Instructions to follow ::
Gather each line of the records where "BaCl₂" appears.
******
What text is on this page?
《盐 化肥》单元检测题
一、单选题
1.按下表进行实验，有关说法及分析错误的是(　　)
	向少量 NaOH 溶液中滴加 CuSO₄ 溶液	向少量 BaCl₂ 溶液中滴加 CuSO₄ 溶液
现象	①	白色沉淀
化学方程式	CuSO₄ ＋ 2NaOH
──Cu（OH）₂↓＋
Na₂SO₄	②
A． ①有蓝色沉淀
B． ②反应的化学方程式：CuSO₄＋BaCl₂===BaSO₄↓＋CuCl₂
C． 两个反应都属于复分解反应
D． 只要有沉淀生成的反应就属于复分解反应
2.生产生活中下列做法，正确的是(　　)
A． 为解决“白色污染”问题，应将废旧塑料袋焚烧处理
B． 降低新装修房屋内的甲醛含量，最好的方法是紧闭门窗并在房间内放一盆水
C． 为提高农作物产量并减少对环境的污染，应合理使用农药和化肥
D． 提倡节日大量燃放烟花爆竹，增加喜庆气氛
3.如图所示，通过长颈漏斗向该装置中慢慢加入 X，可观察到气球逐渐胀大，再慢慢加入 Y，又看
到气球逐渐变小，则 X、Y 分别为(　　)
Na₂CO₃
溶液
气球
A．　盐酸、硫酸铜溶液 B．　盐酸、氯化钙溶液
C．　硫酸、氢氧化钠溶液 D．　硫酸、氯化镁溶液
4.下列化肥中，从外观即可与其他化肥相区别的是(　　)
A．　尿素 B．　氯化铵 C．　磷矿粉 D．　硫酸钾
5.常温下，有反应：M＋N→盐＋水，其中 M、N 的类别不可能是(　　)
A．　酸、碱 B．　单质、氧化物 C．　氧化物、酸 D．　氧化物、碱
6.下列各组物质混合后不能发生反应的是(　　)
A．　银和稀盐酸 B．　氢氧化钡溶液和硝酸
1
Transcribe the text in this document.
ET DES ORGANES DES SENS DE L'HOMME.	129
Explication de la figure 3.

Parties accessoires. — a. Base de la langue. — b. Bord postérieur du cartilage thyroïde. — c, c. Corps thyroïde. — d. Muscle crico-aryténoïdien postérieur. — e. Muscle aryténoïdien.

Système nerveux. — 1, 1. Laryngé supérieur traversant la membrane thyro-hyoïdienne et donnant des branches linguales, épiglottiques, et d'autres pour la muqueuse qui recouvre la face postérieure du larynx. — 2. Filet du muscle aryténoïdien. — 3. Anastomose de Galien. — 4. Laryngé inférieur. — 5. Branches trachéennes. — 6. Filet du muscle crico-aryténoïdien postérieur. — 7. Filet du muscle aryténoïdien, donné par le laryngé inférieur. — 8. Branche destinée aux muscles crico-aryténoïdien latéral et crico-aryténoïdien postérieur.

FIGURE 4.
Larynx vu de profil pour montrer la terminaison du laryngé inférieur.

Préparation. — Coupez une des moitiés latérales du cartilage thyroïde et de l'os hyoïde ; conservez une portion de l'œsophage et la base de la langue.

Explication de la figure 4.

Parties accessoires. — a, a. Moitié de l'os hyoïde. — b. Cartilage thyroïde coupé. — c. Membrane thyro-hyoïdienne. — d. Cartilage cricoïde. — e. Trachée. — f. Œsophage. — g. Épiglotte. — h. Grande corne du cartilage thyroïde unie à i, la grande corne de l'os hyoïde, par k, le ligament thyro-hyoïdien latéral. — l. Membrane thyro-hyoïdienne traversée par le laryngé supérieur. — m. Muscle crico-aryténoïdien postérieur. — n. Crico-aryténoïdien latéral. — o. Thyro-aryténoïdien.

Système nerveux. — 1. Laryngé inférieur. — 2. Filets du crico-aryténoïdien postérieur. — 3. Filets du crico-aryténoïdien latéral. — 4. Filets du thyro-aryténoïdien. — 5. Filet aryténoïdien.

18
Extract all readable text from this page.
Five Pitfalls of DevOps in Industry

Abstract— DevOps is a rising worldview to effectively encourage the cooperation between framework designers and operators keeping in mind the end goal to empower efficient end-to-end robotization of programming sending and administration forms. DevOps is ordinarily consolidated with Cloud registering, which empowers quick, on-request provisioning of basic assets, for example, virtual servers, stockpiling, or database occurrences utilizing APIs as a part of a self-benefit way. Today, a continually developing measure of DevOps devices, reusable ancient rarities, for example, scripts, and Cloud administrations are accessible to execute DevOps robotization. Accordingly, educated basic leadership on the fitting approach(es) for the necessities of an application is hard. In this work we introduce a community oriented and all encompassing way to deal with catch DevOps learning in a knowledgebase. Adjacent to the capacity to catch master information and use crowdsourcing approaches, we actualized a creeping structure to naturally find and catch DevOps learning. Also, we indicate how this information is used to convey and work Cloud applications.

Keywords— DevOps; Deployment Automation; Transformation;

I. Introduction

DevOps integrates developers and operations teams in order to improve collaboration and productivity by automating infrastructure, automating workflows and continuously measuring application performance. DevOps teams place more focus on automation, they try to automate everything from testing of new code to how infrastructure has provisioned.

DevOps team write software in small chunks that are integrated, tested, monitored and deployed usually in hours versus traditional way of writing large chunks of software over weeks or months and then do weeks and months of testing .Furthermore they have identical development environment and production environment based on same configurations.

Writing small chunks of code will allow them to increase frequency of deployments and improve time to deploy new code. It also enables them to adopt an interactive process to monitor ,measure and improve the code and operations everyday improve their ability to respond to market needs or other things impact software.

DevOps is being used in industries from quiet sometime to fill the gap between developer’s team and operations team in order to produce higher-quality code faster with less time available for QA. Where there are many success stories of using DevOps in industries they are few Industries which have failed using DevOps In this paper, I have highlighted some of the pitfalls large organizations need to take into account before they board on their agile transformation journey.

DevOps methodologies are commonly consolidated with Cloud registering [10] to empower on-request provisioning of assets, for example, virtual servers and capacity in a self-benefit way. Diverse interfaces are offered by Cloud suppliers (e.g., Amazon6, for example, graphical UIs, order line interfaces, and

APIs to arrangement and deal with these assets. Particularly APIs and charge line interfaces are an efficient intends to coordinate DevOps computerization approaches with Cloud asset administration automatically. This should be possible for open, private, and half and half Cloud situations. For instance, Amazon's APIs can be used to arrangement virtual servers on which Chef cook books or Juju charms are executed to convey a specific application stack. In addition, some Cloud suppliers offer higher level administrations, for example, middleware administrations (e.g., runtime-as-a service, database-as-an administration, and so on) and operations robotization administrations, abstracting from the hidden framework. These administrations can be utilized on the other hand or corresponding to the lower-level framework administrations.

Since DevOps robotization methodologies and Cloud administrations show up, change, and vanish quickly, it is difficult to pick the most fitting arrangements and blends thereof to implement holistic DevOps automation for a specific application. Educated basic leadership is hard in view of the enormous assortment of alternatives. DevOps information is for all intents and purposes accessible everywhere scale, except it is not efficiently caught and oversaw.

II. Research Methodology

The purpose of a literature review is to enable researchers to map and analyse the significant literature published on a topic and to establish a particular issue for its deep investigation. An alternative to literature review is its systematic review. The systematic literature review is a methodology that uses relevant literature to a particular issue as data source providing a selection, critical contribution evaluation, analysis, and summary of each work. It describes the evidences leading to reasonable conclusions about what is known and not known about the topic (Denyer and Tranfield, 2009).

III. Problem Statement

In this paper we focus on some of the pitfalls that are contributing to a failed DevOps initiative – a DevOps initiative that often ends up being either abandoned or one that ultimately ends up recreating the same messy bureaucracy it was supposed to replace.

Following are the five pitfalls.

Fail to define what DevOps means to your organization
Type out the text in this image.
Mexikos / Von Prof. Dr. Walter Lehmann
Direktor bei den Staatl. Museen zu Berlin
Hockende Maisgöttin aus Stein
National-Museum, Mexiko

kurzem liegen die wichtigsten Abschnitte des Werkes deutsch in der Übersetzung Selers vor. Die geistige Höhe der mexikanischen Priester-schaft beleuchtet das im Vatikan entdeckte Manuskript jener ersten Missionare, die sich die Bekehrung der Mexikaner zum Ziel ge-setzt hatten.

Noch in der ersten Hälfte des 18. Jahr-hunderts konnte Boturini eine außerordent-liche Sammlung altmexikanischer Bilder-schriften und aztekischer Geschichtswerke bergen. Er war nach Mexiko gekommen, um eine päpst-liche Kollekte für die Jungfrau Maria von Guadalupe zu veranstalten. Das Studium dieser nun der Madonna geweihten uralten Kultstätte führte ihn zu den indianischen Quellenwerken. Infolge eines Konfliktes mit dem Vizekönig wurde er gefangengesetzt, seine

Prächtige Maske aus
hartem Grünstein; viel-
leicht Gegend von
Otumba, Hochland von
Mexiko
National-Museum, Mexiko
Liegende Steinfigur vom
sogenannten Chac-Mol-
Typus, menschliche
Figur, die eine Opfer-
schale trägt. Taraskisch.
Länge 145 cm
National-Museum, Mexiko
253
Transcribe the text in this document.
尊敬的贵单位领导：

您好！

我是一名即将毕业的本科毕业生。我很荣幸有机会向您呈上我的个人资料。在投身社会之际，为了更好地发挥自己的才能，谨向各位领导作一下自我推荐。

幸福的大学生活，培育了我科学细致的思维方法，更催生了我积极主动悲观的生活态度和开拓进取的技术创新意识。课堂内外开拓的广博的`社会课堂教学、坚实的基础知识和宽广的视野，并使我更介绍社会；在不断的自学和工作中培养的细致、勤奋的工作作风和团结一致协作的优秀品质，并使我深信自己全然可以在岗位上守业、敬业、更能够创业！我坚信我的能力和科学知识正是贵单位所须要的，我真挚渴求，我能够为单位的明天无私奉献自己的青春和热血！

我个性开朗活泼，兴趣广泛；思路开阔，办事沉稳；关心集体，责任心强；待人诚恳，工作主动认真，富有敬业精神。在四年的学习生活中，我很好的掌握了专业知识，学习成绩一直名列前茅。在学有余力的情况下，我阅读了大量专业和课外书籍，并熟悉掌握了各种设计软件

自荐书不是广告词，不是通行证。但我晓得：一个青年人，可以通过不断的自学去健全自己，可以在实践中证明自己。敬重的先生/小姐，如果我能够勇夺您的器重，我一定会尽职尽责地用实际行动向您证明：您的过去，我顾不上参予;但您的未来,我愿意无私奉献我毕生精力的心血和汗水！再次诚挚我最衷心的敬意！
******
Right answer ::
	向少量 NaOH 溶液中滴加 CuSO₄ 溶液	向少量 BaCl₂ 溶液中滴加 CuSO₄ 溶液
B． ②反应的化学方程式：CuSO₄＋BaCl₂===BaSO₄↓＋CuCl₂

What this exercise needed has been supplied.